To do
Can you set out the material as a numbered list, starting with the line containing "identify all the" and ending with the line containing "table-cell: 108.936 bbox=[407, 518, 479, 541]", both lines included? Drop blank lines and leave the pictures out.

Recorded data
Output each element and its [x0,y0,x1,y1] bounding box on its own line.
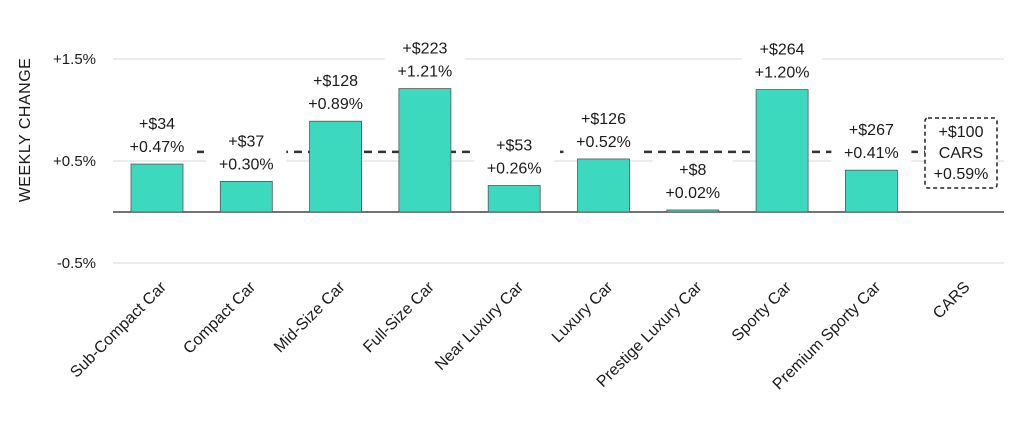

---

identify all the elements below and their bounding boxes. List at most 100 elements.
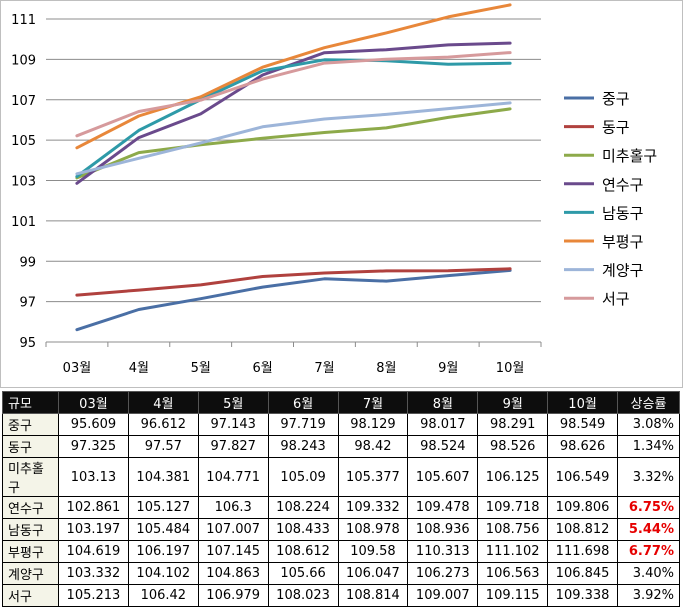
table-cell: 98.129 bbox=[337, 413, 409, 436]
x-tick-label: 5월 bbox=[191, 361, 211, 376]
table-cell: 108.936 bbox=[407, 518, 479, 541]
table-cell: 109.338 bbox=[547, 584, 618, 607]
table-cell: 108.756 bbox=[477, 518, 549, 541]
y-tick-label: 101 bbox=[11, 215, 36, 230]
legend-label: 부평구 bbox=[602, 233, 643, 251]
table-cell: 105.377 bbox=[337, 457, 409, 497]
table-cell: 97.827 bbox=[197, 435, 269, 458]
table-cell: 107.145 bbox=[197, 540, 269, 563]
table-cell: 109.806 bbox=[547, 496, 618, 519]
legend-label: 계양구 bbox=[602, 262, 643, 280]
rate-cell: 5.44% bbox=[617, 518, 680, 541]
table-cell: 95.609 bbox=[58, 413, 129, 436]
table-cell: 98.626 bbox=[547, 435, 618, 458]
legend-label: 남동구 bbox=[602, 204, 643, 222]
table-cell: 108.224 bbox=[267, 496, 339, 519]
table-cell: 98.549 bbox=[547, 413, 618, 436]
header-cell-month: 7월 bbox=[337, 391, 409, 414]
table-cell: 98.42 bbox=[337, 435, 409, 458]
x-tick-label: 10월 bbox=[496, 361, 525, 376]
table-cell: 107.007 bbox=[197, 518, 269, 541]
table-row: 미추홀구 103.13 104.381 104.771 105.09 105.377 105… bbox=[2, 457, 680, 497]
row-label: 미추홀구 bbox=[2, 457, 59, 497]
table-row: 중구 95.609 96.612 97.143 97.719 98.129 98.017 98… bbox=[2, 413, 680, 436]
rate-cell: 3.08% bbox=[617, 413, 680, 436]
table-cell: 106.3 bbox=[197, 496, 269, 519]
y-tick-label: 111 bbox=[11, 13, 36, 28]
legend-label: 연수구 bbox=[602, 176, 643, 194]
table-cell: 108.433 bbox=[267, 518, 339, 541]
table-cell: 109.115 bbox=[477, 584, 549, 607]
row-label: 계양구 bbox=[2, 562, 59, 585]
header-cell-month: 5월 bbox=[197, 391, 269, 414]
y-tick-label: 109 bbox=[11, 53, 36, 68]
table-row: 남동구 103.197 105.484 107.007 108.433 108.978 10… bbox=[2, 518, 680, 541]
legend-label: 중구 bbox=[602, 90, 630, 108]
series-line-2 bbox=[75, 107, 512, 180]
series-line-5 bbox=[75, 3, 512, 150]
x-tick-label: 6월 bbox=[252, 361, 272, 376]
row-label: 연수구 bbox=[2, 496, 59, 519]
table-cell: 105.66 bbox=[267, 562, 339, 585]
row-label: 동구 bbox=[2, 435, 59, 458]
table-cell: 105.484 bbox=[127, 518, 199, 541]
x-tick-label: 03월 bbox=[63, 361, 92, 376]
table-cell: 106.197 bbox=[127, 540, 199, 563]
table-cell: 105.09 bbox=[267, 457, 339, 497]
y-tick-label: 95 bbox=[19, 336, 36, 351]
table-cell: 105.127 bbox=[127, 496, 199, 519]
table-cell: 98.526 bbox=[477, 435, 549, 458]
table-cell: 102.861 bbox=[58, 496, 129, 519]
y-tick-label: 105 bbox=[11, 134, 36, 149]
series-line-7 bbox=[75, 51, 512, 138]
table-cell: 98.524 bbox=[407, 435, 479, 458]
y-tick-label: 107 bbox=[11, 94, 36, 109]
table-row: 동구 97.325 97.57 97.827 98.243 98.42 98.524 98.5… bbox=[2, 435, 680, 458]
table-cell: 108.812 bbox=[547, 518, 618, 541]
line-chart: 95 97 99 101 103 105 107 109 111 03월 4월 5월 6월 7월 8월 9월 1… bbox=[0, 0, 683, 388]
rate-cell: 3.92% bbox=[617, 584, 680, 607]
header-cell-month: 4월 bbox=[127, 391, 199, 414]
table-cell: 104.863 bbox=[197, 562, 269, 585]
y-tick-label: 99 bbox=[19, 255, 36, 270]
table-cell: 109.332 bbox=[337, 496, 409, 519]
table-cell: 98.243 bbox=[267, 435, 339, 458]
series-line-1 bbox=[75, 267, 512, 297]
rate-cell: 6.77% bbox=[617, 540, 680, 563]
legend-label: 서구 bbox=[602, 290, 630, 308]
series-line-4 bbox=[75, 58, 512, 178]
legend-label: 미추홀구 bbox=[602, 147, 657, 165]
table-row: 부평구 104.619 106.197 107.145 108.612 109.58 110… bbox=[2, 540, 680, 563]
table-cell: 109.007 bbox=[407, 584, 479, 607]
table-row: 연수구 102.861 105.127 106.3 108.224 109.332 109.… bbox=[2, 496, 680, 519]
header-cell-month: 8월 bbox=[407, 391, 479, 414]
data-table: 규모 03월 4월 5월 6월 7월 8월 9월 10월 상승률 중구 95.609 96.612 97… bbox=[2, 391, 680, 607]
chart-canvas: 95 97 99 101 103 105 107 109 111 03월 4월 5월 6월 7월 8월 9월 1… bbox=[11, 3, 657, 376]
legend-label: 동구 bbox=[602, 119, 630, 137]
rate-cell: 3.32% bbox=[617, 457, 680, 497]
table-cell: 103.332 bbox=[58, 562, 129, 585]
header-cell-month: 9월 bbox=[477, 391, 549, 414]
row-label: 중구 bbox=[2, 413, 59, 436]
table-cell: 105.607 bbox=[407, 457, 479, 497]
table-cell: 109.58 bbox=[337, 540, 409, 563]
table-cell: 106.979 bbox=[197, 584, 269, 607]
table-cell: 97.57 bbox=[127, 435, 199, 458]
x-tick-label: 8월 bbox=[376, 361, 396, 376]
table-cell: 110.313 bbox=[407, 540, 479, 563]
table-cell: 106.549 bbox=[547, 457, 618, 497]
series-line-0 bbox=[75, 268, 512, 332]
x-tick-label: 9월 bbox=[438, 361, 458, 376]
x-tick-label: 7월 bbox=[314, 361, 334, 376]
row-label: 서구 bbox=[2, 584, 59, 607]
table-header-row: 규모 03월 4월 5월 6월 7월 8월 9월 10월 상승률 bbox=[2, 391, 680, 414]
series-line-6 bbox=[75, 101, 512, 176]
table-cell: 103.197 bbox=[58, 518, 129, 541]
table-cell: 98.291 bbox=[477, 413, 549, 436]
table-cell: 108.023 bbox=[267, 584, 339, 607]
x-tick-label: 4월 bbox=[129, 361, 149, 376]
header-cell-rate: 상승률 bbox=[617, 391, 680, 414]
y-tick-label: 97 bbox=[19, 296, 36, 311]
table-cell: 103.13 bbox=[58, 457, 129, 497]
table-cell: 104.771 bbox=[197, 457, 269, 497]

Response for this exercise
1. identify all the elements below and their bounding boxes. List at most 100 elements.
2. table-cell: 98.129 bbox=[337, 413, 409, 436]
3. x-tick-label: 5월 bbox=[191, 361, 211, 376]
4. table-cell: 108.936 bbox=[407, 518, 479, 541]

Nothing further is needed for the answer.